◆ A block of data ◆

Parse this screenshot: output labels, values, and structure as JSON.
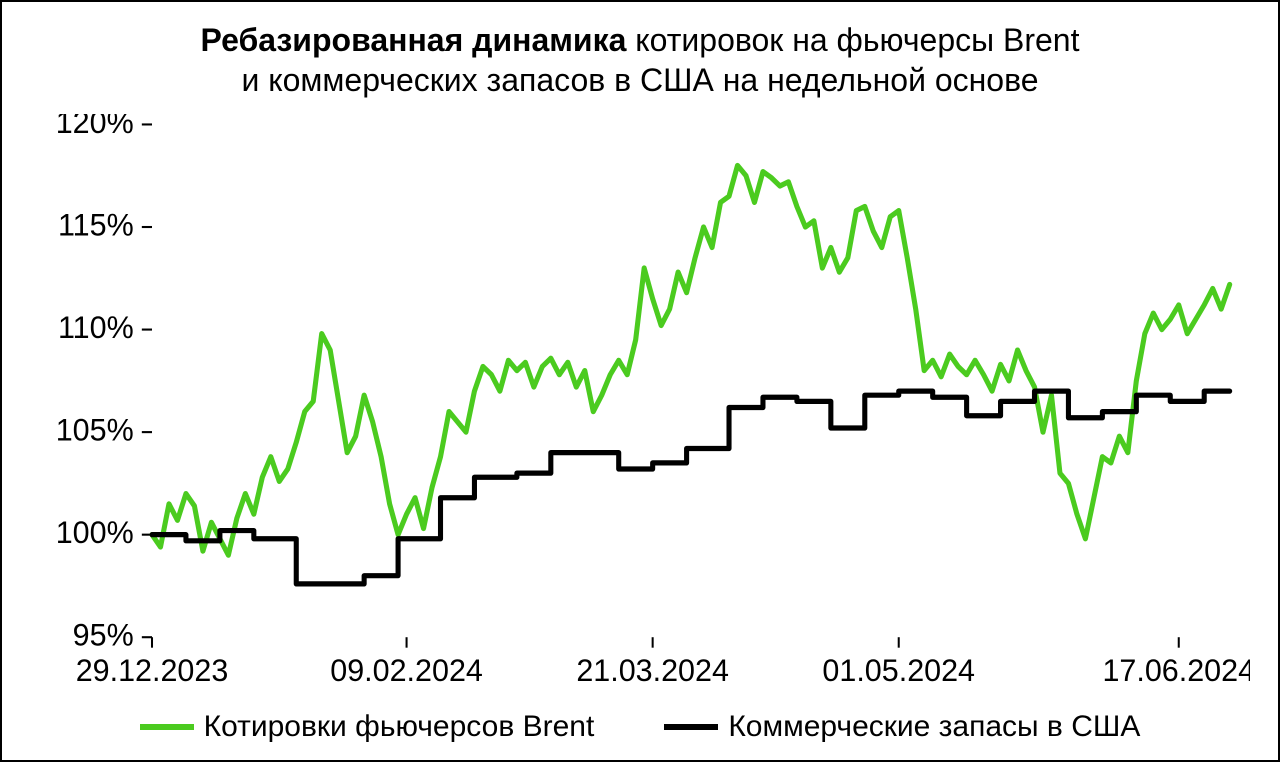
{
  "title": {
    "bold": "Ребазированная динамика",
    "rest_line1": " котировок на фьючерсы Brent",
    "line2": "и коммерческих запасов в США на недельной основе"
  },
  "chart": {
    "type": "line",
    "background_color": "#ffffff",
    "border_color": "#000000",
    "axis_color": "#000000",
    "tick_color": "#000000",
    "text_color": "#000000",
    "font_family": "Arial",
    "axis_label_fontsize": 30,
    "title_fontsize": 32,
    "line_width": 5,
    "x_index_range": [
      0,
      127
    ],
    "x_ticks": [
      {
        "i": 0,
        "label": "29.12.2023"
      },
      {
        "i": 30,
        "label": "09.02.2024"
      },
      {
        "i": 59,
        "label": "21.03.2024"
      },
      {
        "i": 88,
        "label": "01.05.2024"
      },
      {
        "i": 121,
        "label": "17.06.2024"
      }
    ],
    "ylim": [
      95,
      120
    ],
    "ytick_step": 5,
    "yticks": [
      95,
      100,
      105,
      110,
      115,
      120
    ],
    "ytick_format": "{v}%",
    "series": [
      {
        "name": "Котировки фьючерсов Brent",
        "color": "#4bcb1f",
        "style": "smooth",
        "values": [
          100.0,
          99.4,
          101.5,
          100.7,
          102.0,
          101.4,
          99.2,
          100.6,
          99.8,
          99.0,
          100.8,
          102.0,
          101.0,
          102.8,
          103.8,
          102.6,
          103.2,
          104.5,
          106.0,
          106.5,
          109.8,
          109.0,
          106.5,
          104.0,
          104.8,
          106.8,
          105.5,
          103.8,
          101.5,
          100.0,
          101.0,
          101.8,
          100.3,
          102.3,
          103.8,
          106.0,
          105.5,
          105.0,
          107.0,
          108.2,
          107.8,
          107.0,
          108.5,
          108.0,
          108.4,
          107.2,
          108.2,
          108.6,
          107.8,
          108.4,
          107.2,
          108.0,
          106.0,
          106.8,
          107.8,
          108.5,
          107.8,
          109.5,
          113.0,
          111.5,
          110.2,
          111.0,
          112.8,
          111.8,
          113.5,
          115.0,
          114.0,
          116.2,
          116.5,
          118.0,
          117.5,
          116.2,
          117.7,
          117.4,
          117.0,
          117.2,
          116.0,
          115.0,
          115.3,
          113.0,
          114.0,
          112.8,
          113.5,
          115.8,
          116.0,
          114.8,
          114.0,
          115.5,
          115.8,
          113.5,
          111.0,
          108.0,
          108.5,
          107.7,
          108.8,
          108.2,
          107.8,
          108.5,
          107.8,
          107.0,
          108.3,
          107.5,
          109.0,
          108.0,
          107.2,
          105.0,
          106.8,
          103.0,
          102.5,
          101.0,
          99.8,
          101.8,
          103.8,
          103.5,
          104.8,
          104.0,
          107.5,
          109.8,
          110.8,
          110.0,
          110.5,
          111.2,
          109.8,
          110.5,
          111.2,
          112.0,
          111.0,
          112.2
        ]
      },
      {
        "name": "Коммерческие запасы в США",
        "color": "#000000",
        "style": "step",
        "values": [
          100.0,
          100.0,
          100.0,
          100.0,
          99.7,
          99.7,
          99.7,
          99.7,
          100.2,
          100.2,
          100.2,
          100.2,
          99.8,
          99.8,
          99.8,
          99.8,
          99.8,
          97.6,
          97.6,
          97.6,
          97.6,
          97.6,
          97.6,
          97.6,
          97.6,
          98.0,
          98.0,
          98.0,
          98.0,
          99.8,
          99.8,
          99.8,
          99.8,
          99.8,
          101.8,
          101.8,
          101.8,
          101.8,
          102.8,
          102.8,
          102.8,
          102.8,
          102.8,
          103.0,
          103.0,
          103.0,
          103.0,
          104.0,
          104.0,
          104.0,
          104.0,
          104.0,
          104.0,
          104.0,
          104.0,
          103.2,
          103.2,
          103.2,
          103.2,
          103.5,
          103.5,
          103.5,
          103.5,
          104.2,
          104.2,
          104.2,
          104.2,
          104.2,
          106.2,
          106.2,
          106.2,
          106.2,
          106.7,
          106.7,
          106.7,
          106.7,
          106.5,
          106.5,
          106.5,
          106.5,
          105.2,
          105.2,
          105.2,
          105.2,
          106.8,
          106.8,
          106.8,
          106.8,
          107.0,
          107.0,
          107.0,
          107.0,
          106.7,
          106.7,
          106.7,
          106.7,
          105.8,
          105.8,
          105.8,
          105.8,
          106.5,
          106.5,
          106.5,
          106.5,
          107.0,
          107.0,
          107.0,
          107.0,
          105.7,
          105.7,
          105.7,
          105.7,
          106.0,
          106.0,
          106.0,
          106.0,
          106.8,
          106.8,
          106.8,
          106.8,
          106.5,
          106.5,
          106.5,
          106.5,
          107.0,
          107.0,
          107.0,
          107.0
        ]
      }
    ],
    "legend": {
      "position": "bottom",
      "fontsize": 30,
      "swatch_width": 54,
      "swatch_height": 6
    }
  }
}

◆ GOAL ◆
Restate the records word for word, omitting images.

◆ RESULT ◆
Parse this screenshot: output labels, values, and structure as JSON.
{
  "title": {
    "bold": "Ребазированная динамика",
    "rest_line1": " котировок на фьючерсы Brent",
    "line2": "и коммерческих запасов в США на недельной основе"
  },
  "chart": {
    "type": "line",
    "background_color": "#ffffff",
    "border_color": "#000000",
    "axis_color": "#000000",
    "tick_color": "#000000",
    "text_color": "#000000",
    "font_family": "Arial",
    "axis_label_fontsize": 30,
    "title_fontsize": 32,
    "line_width": 5,
    "x_index_range": [
      0,
      127
    ],
    "x_ticks": [
      {
        "i": 0,
        "label": "29.12.2023"
      },
      {
        "i": 30,
        "label": "09.02.2024"
      },
      {
        "i": 59,
        "label": "21.03.2024"
      },
      {
        "i": 88,
        "label": "01.05.2024"
      },
      {
        "i": 121,
        "label": "17.06.2024"
      }
    ],
    "ylim": [
      95,
      120
    ],
    "ytick_step": 5,
    "yticks": [
      95,
      100,
      105,
      110,
      115,
      120
    ],
    "ytick_format": "{v}%",
    "series": [
      {
        "name": "Котировки фьючерсов Brent",
        "color": "#4bcb1f",
        "style": "smooth",
        "values": [
          100.0,
          99.4,
          101.5,
          100.7,
          102.0,
          101.4,
          99.2,
          100.6,
          99.8,
          99.0,
          100.8,
          102.0,
          101.0,
          102.8,
          103.8,
          102.6,
          103.2,
          104.5,
          106.0,
          106.5,
          109.8,
          109.0,
          106.5,
          104.0,
          104.8,
          106.8,
          105.5,
          103.8,
          101.5,
          100.0,
          101.0,
          101.8,
          100.3,
          102.3,
          103.8,
          106.0,
          105.5,
          105.0,
          107.0,
          108.2,
          107.8,
          107.0,
          108.5,
          108.0,
          108.4,
          107.2,
          108.2,
          108.6,
          107.8,
          108.4,
          107.2,
          108.0,
          106.0,
          106.8,
          107.8,
          108.5,
          107.8,
          109.5,
          113.0,
          111.5,
          110.2,
          111.0,
          112.8,
          111.8,
          113.5,
          115.0,
          114.0,
          116.2,
          116.5,
          118.0,
          117.5,
          116.2,
          117.7,
          117.4,
          117.0,
          117.2,
          116.0,
          115.0,
          115.3,
          113.0,
          114.0,
          112.8,
          113.5,
          115.8,
          116.0,
          114.8,
          114.0,
          115.5,
          115.8,
          113.5,
          111.0,
          108.0,
          108.5,
          107.7,
          108.8,
          108.2,
          107.8,
          108.5,
          107.8,
          107.0,
          108.3,
          107.5,
          109.0,
          108.0,
          107.2,
          105.0,
          106.8,
          103.0,
          102.5,
          101.0,
          99.8,
          101.8,
          103.8,
          103.5,
          104.8,
          104.0,
          107.5,
          109.8,
          110.8,
          110.0,
          110.5,
          111.2,
          109.8,
          110.5,
          111.2,
          112.0,
          111.0,
          112.2
        ]
      },
      {
        "name": "Коммерческие запасы в США",
        "color": "#000000",
        "style": "step",
        "values": [
          100.0,
          100.0,
          100.0,
          100.0,
          99.7,
          99.7,
          99.7,
          99.7,
          100.2,
          100.2,
          100.2,
          100.2,
          99.8,
          99.8,
          99.8,
          99.8,
          99.8,
          97.6,
          97.6,
          97.6,
          97.6,
          97.6,
          97.6,
          97.6,
          97.6,
          98.0,
          98.0,
          98.0,
          98.0,
          99.8,
          99.8,
          99.8,
          99.8,
          99.8,
          101.8,
          101.8,
          101.8,
          101.8,
          102.8,
          102.8,
          102.8,
          102.8,
          102.8,
          103.0,
          103.0,
          103.0,
          103.0,
          104.0,
          104.0,
          104.0,
          104.0,
          104.0,
          104.0,
          104.0,
          104.0,
          103.2,
          103.2,
          103.2,
          103.2,
          103.5,
          103.5,
          103.5,
          103.5,
          104.2,
          104.2,
          104.2,
          104.2,
          104.2,
          106.2,
          106.2,
          106.2,
          106.2,
          106.7,
          106.7,
          106.7,
          106.7,
          106.5,
          106.5,
          106.5,
          106.5,
          105.2,
          105.2,
          105.2,
          105.2,
          106.8,
          106.8,
          106.8,
          106.8,
          107.0,
          107.0,
          107.0,
          107.0,
          106.7,
          106.7,
          106.7,
          106.7,
          105.8,
          105.8,
          105.8,
          105.8,
          106.5,
          106.5,
          106.5,
          106.5,
          107.0,
          107.0,
          107.0,
          107.0,
          105.7,
          105.7,
          105.7,
          105.7,
          106.0,
          106.0,
          106.0,
          106.0,
          106.8,
          106.8,
          106.8,
          106.8,
          106.5,
          106.5,
          106.5,
          106.5,
          107.0,
          107.0,
          107.0,
          107.0
        ]
      }
    ],
    "legend": {
      "position": "bottom",
      "fontsize": 30,
      "swatch_width": 54,
      "swatch_height": 6
    }
  }
}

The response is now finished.